(Saved data entries)
-.-.-

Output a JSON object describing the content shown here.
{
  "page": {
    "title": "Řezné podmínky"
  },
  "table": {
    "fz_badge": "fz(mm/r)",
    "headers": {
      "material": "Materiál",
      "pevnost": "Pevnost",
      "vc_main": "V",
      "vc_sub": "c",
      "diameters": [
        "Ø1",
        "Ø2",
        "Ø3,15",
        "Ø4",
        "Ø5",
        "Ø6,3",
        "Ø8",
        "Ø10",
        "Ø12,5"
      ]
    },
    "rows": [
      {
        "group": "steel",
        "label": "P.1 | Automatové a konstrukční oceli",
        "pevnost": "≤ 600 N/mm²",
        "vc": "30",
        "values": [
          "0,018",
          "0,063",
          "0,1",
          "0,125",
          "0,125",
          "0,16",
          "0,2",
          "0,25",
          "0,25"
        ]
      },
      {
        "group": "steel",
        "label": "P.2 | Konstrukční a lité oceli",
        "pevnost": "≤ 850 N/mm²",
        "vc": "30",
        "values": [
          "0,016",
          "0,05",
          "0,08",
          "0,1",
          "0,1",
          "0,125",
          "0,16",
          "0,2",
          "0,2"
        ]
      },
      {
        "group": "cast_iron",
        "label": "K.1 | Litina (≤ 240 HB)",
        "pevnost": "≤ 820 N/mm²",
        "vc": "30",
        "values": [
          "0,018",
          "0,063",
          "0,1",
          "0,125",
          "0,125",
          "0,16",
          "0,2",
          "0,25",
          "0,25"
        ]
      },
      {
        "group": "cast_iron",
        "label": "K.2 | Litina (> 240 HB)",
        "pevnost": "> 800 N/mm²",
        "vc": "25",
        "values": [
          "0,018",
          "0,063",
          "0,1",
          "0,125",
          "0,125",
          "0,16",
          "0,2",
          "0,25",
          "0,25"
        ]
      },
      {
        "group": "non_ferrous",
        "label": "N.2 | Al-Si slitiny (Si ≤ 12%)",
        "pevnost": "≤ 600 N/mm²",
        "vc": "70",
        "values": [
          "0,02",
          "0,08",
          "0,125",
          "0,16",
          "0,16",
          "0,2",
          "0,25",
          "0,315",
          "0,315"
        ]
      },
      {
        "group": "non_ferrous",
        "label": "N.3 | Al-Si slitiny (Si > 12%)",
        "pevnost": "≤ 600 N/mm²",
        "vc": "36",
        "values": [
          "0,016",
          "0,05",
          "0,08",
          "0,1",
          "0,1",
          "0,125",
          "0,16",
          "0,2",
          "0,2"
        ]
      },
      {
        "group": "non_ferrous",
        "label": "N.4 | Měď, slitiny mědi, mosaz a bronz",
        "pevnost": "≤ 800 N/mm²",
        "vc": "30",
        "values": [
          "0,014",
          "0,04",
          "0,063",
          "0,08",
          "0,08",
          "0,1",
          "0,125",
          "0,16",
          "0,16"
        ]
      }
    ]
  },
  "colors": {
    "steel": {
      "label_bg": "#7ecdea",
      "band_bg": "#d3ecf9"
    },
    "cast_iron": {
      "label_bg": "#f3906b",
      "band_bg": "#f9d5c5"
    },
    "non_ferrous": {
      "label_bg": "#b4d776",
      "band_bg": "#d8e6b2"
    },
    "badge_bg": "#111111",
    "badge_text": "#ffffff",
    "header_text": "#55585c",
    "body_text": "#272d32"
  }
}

-.-.-

Collect every line above that contains the word "pevnost".

      "pevnost": "Pevnost",
        "pevnost": "≤ 600 N/mm²",
        "pevnost": "≤ 850 N/mm²",
        "pevnost": "≤ 820 N/mm²",
        "pevnost": "> 800 N/mm²",
        "pevnost": "≤ 600 N/mm²",
        "pevnost": "≤ 600 N/mm²",
        "pevnost": "≤ 800 N/mm²",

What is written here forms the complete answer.